• **TASK PROMPT**:
Restate the records below word for word, and omit the images they hold.
— START —
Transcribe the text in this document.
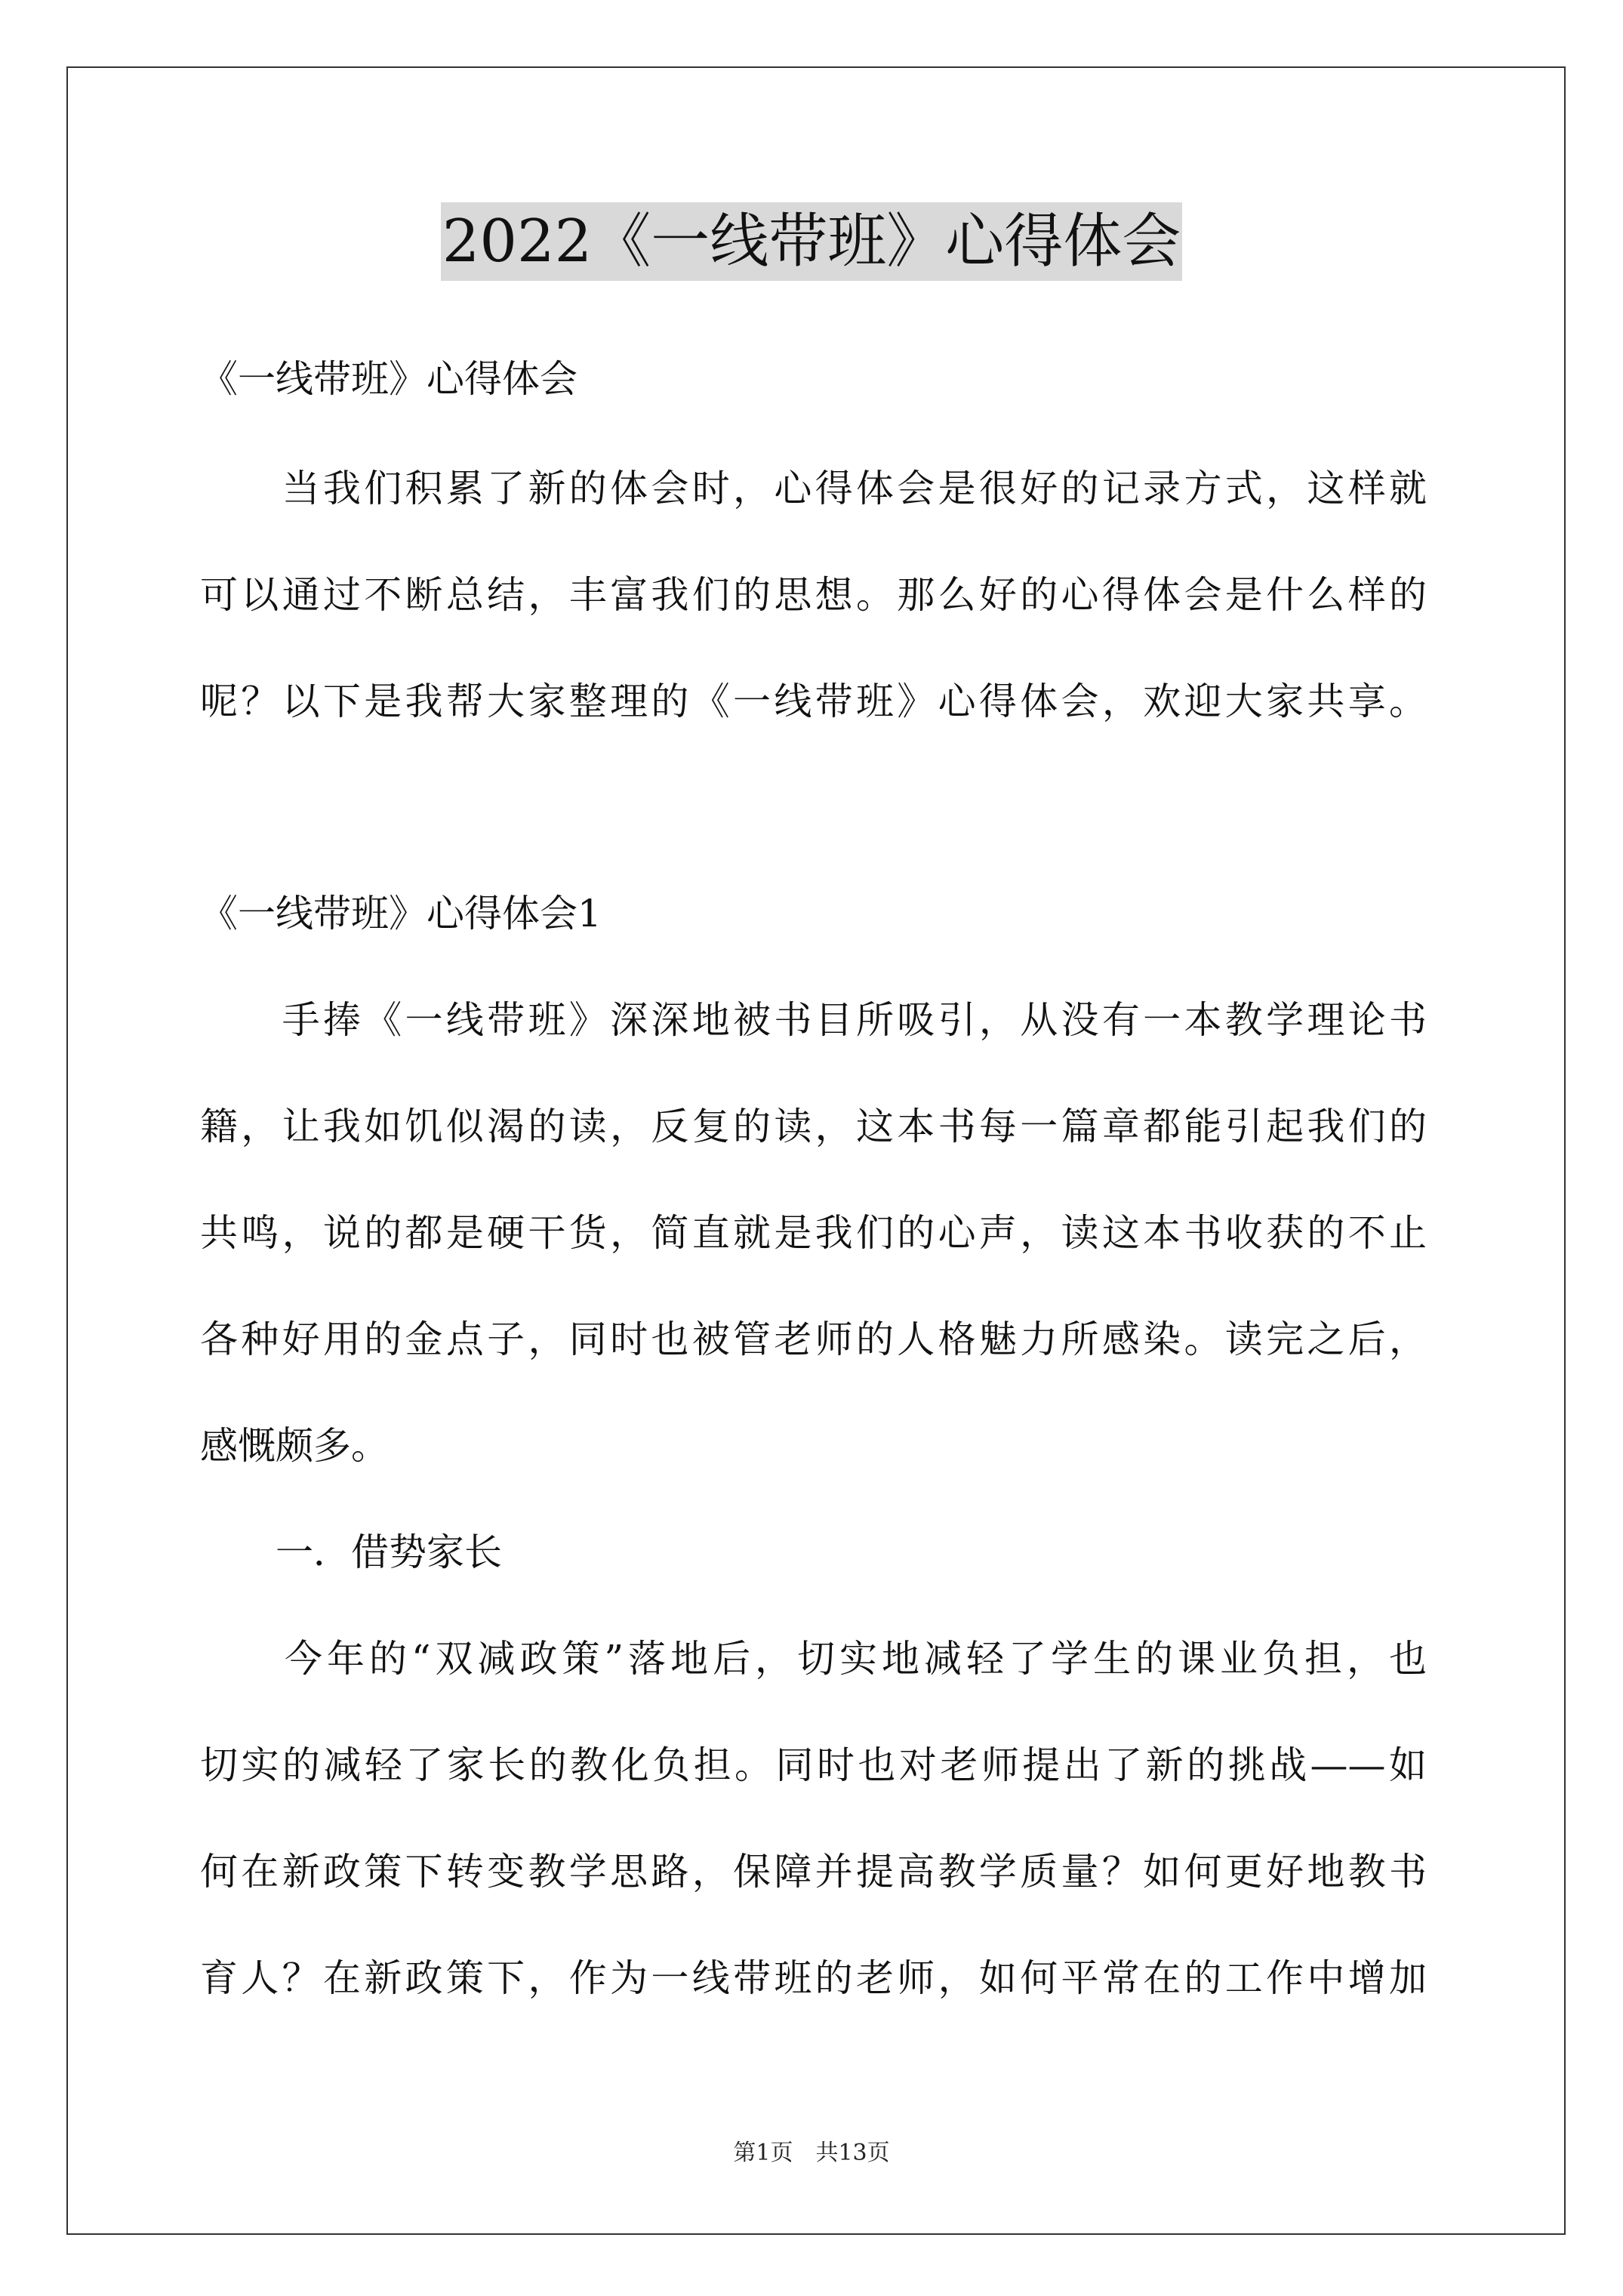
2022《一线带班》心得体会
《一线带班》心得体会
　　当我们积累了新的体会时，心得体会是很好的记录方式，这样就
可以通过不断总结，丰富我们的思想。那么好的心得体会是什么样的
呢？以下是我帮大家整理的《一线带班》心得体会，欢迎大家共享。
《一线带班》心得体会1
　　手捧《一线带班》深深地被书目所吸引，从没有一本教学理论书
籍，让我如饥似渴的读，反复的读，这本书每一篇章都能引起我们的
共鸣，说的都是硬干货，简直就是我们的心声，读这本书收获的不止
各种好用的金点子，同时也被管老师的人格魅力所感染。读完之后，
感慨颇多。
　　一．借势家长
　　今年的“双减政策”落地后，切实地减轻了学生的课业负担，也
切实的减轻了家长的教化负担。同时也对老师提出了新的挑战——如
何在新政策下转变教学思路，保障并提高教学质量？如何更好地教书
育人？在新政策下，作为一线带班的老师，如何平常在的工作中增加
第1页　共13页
— END —
• **RESPONSE TO THE TASK**:
Transcribe the text in this document.
2022《一线带班》心得体会
《一线带班》心得体会
　　当我们积累了新的体会时，心得体会是很好的记录方式，这样就
可以通过不断总结，丰富我们的思想。那么好的心得体会是什么样的
呢？以下是我帮大家整理的《一线带班》心得体会，欢迎大家共享。
《一线带班》心得体会1
　　手捧《一线带班》深深地被书目所吸引，从没有一本教学理论书
籍，让我如饥似渴的读，反复的读，这本书每一篇章都能引起我们的
共鸣，说的都是硬干货，简直就是我们的心声，读这本书收获的不止
各种好用的金点子，同时也被管老师的人格魅力所感染。读完之后，
感慨颇多。
　　一．借势家长
　　今年的“双减政策”落地后，切实地减轻了学生的课业负担，也
切实的减轻了家长的教化负担。同时也对老师提出了新的挑战——如
何在新政策下转变教学思路，保障并提高教学质量？如何更好地教书
育人？在新政策下，作为一线带班的老师，如何平常在的工作中增加
第1页　共13页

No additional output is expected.